**Listing:**
▬▬▬

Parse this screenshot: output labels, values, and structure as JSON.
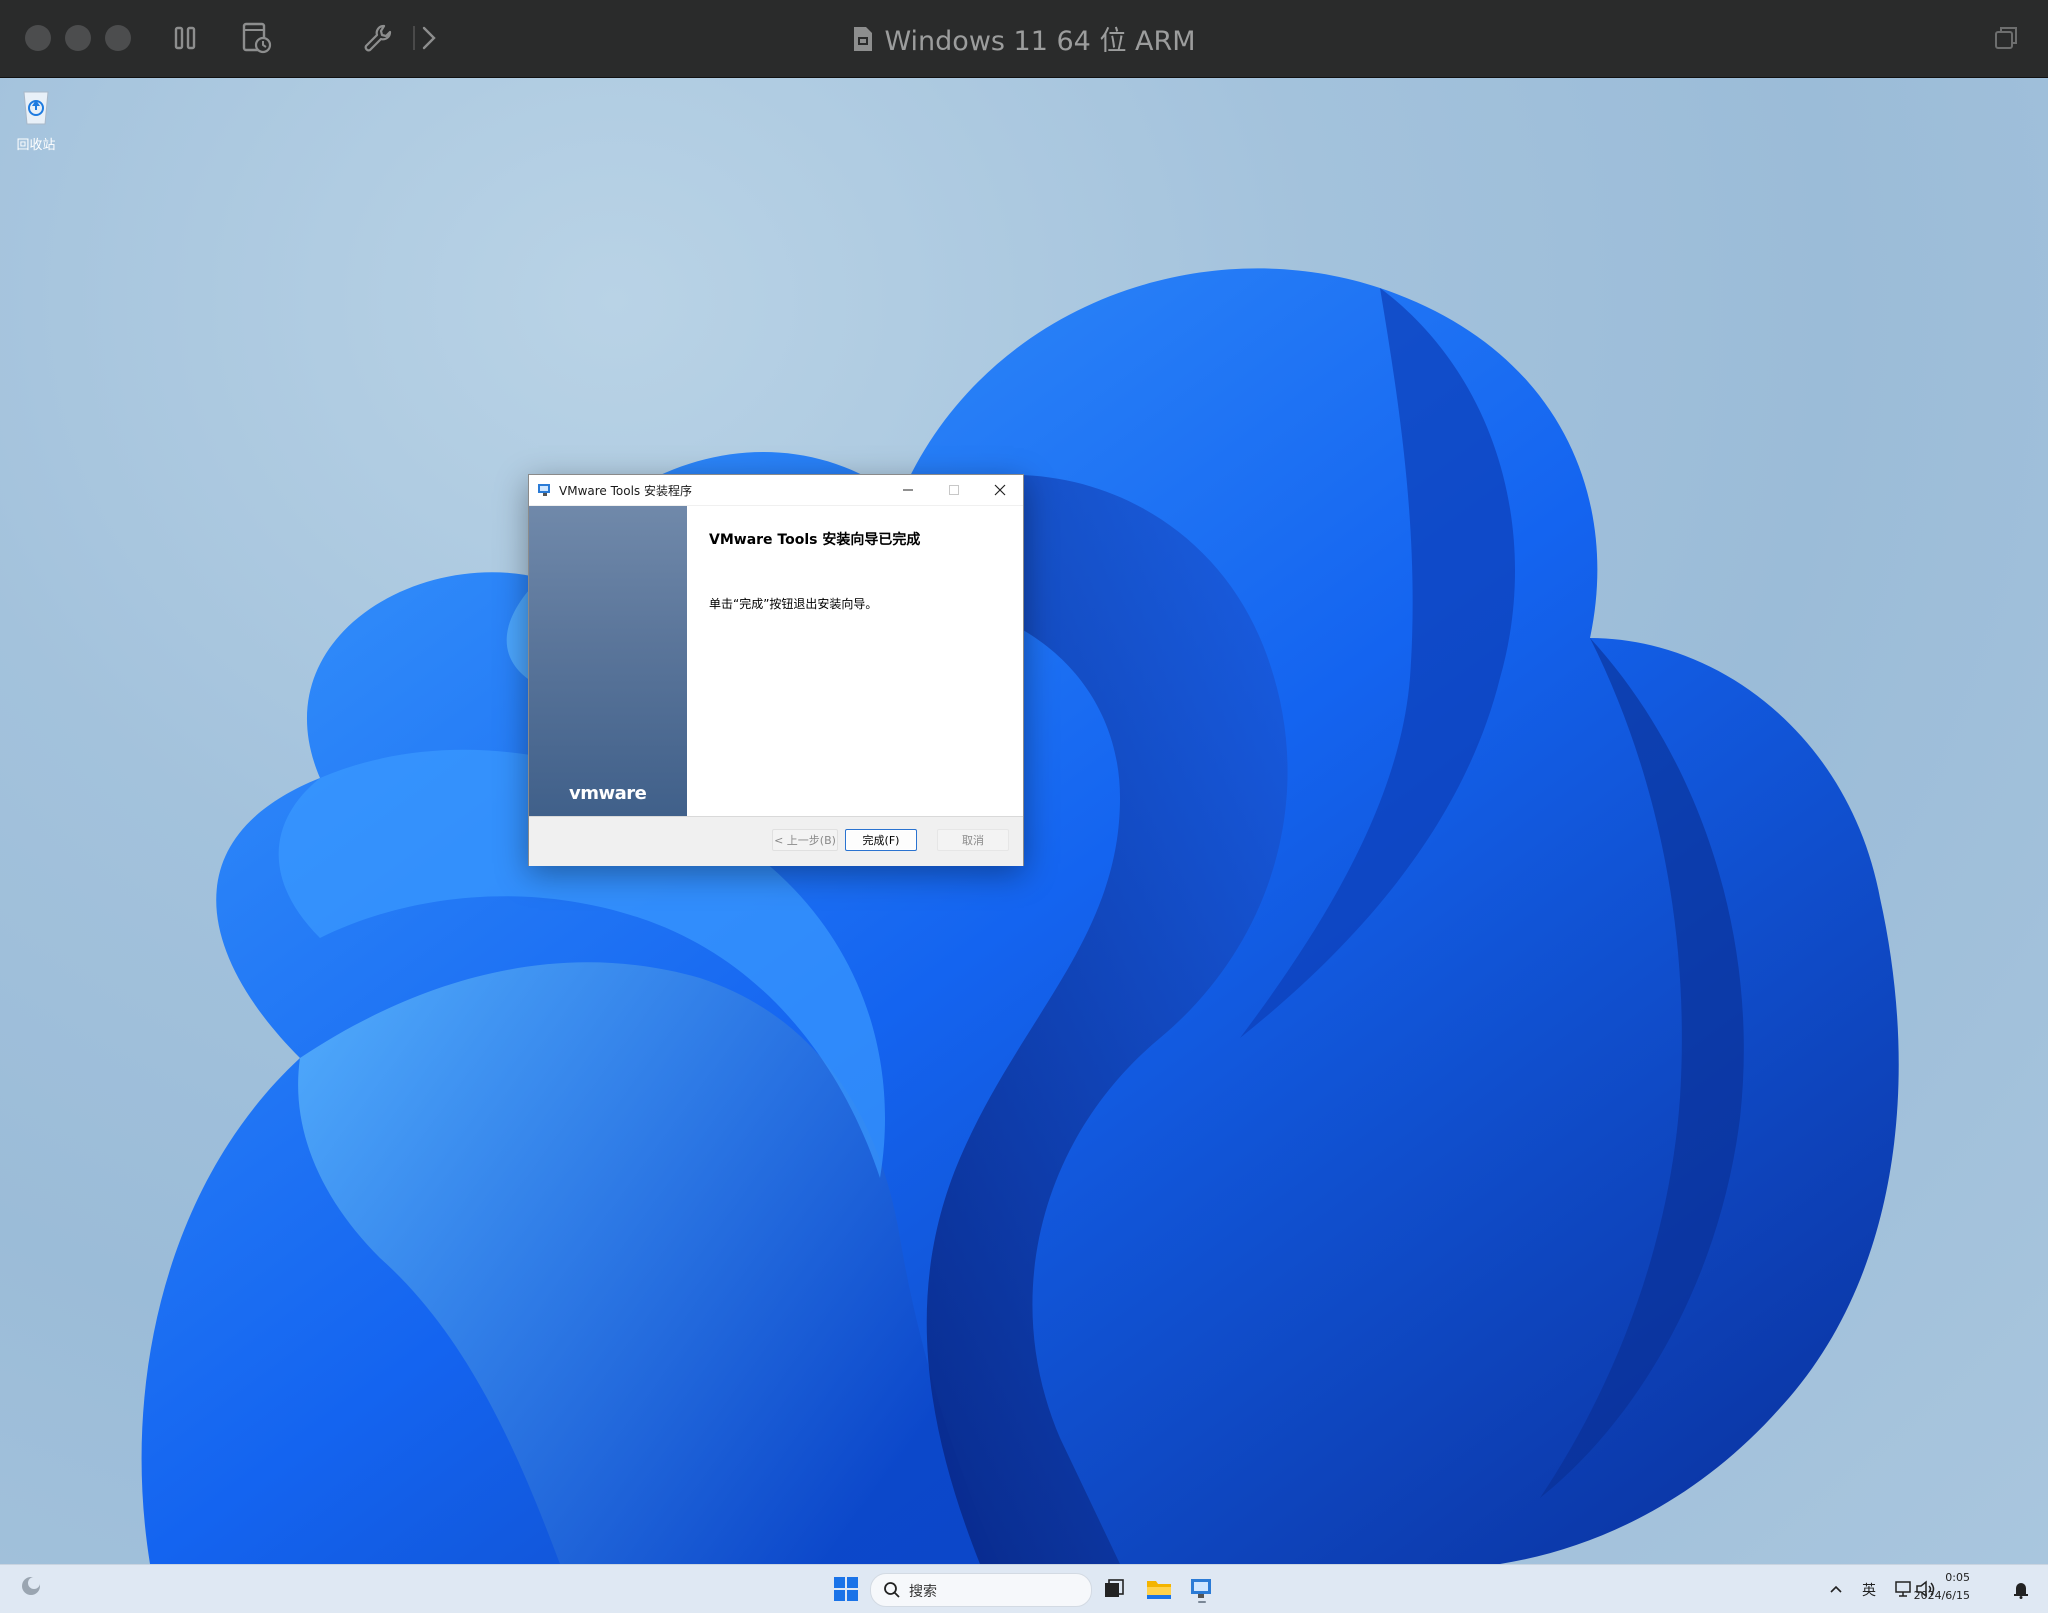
{
  "host_window": {
    "title": "Windows 11 64 位 ARM",
    "traffic_lights": [
      "close",
      "minimize",
      "zoom"
    ],
    "toolbar_icons": [
      "pause-icon",
      "snapshot-icon",
      "settings-wrench-icon",
      "forward-chevron-icon"
    ],
    "right_icon": "restore-window-icon"
  },
  "desktop": {
    "icons": [
      {
        "label": "回收站",
        "icon": "recycle-bin-icon"
      }
    ]
  },
  "dialog": {
    "title": "VMware Tools 安装程序",
    "heading": "VMware Tools 安装向导已完成",
    "message": "单击“完成”按钮退出安装向导。",
    "logo_text": "vmware",
    "buttons": {
      "back": "< 上一步(B)",
      "finish": "完成(F)",
      "cancel": "取消"
    },
    "accent_color": "#2a73d0"
  },
  "taskbar": {
    "search_placeholder": "搜索",
    "pinned": [
      "start-icon",
      "search-icon",
      "task-view-icon",
      "file-explorer-icon",
      "vmware-installer-icon"
    ],
    "tray": {
      "ime": "英",
      "time": "0:05",
      "date": "2024/6/15"
    }
  }
}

▬▬▬

Write out each line of the data exactly; the images should be left out.

**Reply to the task:**
Parse this screenshot: output labels, values, and structure as JSON.
{
  "host_window": {
    "title": "Windows 11 64 位 ARM",
    "traffic_lights": [
      "close",
      "minimize",
      "zoom"
    ],
    "toolbar_icons": [
      "pause-icon",
      "snapshot-icon",
      "settings-wrench-icon",
      "forward-chevron-icon"
    ],
    "right_icon": "restore-window-icon"
  },
  "desktop": {
    "icons": [
      {
        "label": "回收站",
        "icon": "recycle-bin-icon"
      }
    ]
  },
  "dialog": {
    "title": "VMware Tools 安装程序",
    "heading": "VMware Tools 安装向导已完成",
    "message": "单击“完成”按钮退出安装向导。",
    "logo_text": "vmware",
    "buttons": {
      "back": "< 上一步(B)",
      "finish": "完成(F)",
      "cancel": "取消"
    },
    "accent_color": "#2a73d0"
  },
  "taskbar": {
    "search_placeholder": "搜索",
    "pinned": [
      "start-icon",
      "search-icon",
      "task-view-icon",
      "file-explorer-icon",
      "vmware-installer-icon"
    ],
    "tray": {
      "ime": "英",
      "time": "0:05",
      "date": "2024/6/15"
    }
  }
}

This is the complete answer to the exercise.